WHAT TO WORK ON =
Copy out all the lines in the records that include the word "marker".

* BEGIN *

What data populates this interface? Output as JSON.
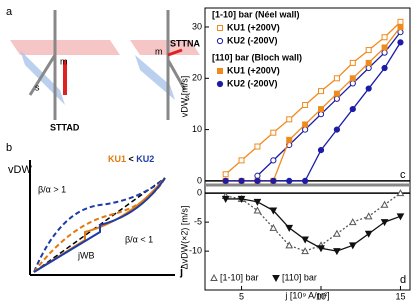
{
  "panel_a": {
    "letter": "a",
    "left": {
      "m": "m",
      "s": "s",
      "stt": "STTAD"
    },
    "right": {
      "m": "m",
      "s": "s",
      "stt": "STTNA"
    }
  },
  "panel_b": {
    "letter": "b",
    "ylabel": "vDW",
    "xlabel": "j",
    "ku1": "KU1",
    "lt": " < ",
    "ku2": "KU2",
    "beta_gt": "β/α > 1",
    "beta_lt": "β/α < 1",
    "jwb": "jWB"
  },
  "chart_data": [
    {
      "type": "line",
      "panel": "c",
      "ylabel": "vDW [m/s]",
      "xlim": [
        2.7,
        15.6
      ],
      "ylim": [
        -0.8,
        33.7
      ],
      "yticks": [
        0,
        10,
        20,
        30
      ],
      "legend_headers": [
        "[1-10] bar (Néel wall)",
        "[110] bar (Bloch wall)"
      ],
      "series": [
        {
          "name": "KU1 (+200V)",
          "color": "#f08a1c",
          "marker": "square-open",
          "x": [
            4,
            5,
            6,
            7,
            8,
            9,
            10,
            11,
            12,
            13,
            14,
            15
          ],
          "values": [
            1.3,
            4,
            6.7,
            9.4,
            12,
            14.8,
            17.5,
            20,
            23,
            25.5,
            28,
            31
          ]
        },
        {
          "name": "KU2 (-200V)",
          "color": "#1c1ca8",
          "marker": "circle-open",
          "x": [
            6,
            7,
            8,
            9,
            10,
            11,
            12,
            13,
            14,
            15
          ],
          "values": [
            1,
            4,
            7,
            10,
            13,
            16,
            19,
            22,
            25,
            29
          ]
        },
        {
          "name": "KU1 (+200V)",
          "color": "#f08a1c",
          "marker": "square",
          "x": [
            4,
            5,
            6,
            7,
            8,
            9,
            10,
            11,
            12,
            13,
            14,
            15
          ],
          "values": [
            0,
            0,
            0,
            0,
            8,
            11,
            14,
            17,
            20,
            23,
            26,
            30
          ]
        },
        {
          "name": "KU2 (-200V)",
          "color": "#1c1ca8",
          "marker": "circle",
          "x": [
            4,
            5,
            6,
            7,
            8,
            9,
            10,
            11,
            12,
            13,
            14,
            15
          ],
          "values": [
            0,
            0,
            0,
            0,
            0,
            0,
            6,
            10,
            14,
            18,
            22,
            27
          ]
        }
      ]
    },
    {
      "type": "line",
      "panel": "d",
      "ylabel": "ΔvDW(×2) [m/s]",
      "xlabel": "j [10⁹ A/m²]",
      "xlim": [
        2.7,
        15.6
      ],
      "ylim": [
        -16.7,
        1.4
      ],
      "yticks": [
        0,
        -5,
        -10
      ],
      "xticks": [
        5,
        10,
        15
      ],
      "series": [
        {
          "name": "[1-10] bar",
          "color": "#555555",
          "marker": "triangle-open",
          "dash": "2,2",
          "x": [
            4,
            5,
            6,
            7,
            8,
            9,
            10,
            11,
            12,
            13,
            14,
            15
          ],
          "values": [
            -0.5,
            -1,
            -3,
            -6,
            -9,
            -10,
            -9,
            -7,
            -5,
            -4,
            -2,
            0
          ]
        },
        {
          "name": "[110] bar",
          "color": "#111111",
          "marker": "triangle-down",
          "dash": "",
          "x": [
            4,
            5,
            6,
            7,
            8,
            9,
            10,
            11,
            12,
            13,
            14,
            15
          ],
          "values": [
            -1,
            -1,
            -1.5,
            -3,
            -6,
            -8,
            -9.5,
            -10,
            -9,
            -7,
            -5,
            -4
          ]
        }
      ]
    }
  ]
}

* END *
* BEGIN *

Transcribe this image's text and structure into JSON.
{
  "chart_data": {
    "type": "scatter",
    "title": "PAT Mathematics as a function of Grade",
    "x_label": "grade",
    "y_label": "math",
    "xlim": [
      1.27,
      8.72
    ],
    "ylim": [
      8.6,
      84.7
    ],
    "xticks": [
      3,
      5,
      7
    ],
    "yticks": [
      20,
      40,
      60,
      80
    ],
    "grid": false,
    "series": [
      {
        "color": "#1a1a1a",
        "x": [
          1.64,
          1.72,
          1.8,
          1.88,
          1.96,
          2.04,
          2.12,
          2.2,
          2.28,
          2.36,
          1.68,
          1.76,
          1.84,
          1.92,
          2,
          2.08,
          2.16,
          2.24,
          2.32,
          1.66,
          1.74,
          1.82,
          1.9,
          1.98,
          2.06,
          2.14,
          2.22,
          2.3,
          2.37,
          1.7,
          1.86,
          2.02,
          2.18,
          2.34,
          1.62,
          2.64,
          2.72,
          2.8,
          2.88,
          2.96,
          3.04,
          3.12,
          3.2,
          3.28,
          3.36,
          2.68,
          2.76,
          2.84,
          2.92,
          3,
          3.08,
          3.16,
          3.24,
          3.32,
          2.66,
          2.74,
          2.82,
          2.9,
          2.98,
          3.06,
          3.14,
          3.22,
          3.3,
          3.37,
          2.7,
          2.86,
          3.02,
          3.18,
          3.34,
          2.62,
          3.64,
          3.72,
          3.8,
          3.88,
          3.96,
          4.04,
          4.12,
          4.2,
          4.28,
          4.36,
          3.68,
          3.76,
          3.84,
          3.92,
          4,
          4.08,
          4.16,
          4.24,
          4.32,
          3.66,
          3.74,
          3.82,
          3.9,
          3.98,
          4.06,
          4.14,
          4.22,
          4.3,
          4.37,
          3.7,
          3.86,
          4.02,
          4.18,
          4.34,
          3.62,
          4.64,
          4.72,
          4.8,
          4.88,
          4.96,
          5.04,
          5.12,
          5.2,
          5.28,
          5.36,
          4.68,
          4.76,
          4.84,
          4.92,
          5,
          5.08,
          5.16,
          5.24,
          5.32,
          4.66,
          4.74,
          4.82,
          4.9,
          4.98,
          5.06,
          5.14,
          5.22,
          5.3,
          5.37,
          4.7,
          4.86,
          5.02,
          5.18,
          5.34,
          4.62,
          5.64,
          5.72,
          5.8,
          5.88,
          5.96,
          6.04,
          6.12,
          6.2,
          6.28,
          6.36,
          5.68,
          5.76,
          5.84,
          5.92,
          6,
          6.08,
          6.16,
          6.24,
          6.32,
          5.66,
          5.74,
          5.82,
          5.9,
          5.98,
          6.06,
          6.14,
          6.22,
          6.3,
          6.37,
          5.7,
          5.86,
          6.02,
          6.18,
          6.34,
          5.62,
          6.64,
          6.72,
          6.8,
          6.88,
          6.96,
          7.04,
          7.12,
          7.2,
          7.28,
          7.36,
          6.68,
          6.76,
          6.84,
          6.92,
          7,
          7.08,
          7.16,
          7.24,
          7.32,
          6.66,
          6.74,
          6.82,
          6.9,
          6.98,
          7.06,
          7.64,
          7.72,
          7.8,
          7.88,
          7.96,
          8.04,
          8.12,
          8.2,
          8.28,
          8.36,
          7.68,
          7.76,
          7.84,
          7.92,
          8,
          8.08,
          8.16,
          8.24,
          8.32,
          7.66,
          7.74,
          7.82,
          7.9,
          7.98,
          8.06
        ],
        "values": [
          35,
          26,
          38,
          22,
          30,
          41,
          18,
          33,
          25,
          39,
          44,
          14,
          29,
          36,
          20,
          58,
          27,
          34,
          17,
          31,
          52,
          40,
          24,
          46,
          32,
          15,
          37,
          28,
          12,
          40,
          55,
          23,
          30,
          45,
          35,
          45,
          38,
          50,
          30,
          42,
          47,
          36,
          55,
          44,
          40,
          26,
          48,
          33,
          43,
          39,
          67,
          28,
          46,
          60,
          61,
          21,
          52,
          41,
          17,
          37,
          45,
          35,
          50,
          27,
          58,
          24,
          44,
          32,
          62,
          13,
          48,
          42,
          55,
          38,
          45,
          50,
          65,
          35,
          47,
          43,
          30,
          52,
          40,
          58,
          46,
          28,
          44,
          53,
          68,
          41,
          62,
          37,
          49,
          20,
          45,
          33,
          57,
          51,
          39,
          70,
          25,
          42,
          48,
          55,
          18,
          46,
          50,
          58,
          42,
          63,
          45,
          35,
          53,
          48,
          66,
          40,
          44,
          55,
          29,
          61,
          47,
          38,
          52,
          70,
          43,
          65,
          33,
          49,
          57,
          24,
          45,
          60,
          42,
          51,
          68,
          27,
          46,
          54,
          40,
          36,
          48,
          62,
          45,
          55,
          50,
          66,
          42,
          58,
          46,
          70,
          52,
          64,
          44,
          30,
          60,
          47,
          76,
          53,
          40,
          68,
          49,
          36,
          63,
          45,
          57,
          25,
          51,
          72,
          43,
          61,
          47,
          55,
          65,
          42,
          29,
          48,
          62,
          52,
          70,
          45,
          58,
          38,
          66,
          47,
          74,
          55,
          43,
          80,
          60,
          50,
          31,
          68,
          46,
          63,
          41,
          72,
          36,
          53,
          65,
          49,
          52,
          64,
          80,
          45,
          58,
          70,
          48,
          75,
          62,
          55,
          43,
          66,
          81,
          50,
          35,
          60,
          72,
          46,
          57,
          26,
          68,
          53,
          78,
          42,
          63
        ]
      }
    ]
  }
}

* END *

SOLUTION =
          "marker": "square-open",
          "marker": "circle-open",
          "marker": "square",
          "marker": "circle",
          "marker": "triangle-open",
          "marker": "triangle-down",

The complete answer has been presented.